Stored data:

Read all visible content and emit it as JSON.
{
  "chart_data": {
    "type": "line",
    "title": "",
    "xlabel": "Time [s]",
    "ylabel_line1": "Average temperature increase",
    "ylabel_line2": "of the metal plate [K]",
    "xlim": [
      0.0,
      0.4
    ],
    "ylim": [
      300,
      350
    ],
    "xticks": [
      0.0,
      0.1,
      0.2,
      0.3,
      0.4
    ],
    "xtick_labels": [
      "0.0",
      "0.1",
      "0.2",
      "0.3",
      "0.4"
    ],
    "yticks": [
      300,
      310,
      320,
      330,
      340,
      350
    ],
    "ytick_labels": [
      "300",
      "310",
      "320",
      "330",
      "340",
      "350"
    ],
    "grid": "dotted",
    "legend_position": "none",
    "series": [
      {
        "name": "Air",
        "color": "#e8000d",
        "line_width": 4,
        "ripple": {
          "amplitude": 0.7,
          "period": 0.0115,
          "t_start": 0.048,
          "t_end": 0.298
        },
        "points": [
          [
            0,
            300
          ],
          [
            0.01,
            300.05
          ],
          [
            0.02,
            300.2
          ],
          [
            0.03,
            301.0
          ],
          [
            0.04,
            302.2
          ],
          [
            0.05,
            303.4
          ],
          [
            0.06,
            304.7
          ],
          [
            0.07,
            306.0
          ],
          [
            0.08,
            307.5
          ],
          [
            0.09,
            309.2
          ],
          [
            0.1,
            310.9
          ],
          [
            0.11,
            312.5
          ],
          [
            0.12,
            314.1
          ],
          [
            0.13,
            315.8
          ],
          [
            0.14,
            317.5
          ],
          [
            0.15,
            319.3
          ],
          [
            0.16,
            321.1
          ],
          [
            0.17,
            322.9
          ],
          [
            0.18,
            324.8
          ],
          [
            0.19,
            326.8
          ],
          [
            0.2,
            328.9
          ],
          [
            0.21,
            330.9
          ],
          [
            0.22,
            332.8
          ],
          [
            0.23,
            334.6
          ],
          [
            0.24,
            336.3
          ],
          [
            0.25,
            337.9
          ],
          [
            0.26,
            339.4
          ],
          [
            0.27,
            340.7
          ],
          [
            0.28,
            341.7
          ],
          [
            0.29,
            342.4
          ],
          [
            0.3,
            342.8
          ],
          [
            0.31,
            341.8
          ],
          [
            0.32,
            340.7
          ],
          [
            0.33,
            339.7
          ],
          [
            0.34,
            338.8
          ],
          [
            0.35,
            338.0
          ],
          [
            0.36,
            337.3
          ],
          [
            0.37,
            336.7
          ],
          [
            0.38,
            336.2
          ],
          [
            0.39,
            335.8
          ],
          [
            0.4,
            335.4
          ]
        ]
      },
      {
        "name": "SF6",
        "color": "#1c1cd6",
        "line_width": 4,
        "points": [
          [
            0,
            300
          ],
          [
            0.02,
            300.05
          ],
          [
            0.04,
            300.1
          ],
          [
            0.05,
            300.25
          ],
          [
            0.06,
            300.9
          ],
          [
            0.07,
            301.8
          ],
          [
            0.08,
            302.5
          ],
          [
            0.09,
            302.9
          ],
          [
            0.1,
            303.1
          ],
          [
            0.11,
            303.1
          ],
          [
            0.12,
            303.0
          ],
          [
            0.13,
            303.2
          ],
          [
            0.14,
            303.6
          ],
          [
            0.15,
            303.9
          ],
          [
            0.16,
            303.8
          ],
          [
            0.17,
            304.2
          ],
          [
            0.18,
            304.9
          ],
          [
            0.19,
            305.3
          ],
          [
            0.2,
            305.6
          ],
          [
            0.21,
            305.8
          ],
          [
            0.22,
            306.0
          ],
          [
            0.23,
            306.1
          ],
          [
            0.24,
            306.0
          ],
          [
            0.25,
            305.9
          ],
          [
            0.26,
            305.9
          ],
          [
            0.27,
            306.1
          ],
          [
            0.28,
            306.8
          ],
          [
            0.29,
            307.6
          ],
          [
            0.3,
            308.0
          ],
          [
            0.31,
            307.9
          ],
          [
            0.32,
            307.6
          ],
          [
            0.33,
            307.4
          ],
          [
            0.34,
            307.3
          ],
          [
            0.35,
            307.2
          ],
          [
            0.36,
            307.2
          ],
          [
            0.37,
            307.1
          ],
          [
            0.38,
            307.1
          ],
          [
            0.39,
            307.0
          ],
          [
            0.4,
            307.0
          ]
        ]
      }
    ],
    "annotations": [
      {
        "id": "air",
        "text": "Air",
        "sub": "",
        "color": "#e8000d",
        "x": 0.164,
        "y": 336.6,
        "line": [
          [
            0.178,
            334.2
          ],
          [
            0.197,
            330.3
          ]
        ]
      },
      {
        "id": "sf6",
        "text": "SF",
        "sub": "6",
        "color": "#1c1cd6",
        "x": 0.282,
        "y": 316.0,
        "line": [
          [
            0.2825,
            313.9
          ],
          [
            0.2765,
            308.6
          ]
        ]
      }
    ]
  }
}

Written task: Return all of the data exactly as it reads.

Solution to this task:
Read all visible content and emit it as JSON.
{
  "chart_data": {
    "type": "line",
    "title": "",
    "xlabel": "Time [s]",
    "ylabel_line1": "Average temperature increase",
    "ylabel_line2": "of the metal plate [K]",
    "xlim": [
      0.0,
      0.4
    ],
    "ylim": [
      300,
      350
    ],
    "xticks": [
      0.0,
      0.1,
      0.2,
      0.3,
      0.4
    ],
    "xtick_labels": [
      "0.0",
      "0.1",
      "0.2",
      "0.3",
      "0.4"
    ],
    "yticks": [
      300,
      310,
      320,
      330,
      340,
      350
    ],
    "ytick_labels": [
      "300",
      "310",
      "320",
      "330",
      "340",
      "350"
    ],
    "grid": "dotted",
    "legend_position": "none",
    "series": [
      {
        "name": "Air",
        "color": "#e8000d",
        "line_width": 4,
        "ripple": {
          "amplitude": 0.7,
          "period": 0.0115,
          "t_start": 0.048,
          "t_end": 0.298
        },
        "points": [
          [
            0,
            300
          ],
          [
            0.01,
            300.05
          ],
          [
            0.02,
            300.2
          ],
          [
            0.03,
            301.0
          ],
          [
            0.04,
            302.2
          ],
          [
            0.05,
            303.4
          ],
          [
            0.06,
            304.7
          ],
          [
            0.07,
            306.0
          ],
          [
            0.08,
            307.5
          ],
          [
            0.09,
            309.2
          ],
          [
            0.1,
            310.9
          ],
          [
            0.11,
            312.5
          ],
          [
            0.12,
            314.1
          ],
          [
            0.13,
            315.8
          ],
          [
            0.14,
            317.5
          ],
          [
            0.15,
            319.3
          ],
          [
            0.16,
            321.1
          ],
          [
            0.17,
            322.9
          ],
          [
            0.18,
            324.8
          ],
          [
            0.19,
            326.8
          ],
          [
            0.2,
            328.9
          ],
          [
            0.21,
            330.9
          ],
          [
            0.22,
            332.8
          ],
          [
            0.23,
            334.6
          ],
          [
            0.24,
            336.3
          ],
          [
            0.25,
            337.9
          ],
          [
            0.26,
            339.4
          ],
          [
            0.27,
            340.7
          ],
          [
            0.28,
            341.7
          ],
          [
            0.29,
            342.4
          ],
          [
            0.3,
            342.8
          ],
          [
            0.31,
            341.8
          ],
          [
            0.32,
            340.7
          ],
          [
            0.33,
            339.7
          ],
          [
            0.34,
            338.8
          ],
          [
            0.35,
            338.0
          ],
          [
            0.36,
            337.3
          ],
          [
            0.37,
            336.7
          ],
          [
            0.38,
            336.2
          ],
          [
            0.39,
            335.8
          ],
          [
            0.4,
            335.4
          ]
        ]
      },
      {
        "name": "SF6",
        "color": "#1c1cd6",
        "line_width": 4,
        "points": [
          [
            0,
            300
          ],
          [
            0.02,
            300.05
          ],
          [
            0.04,
            300.1
          ],
          [
            0.05,
            300.25
          ],
          [
            0.06,
            300.9
          ],
          [
            0.07,
            301.8
          ],
          [
            0.08,
            302.5
          ],
          [
            0.09,
            302.9
          ],
          [
            0.1,
            303.1
          ],
          [
            0.11,
            303.1
          ],
          [
            0.12,
            303.0
          ],
          [
            0.13,
            303.2
          ],
          [
            0.14,
            303.6
          ],
          [
            0.15,
            303.9
          ],
          [
            0.16,
            303.8
          ],
          [
            0.17,
            304.2
          ],
          [
            0.18,
            304.9
          ],
          [
            0.19,
            305.3
          ],
          [
            0.2,
            305.6
          ],
          [
            0.21,
            305.8
          ],
          [
            0.22,
            306.0
          ],
          [
            0.23,
            306.1
          ],
          [
            0.24,
            306.0
          ],
          [
            0.25,
            305.9
          ],
          [
            0.26,
            305.9
          ],
          [
            0.27,
            306.1
          ],
          [
            0.28,
            306.8
          ],
          [
            0.29,
            307.6
          ],
          [
            0.3,
            308.0
          ],
          [
            0.31,
            307.9
          ],
          [
            0.32,
            307.6
          ],
          [
            0.33,
            307.4
          ],
          [
            0.34,
            307.3
          ],
          [
            0.35,
            307.2
          ],
          [
            0.36,
            307.2
          ],
          [
            0.37,
            307.1
          ],
          [
            0.38,
            307.1
          ],
          [
            0.39,
            307.0
          ],
          [
            0.4,
            307.0
          ]
        ]
      }
    ],
    "annotations": [
      {
        "id": "air",
        "text": "Air",
        "sub": "",
        "color": "#e8000d",
        "x": 0.164,
        "y": 336.6,
        "line": [
          [
            0.178,
            334.2
          ],
          [
            0.197,
            330.3
          ]
        ]
      },
      {
        "id": "sf6",
        "text": "SF",
        "sub": "6",
        "color": "#1c1cd6",
        "x": 0.282,
        "y": 316.0,
        "line": [
          [
            0.2825,
            313.9
          ],
          [
            0.2765,
            308.6
          ]
        ]
      }
    ]
  }
}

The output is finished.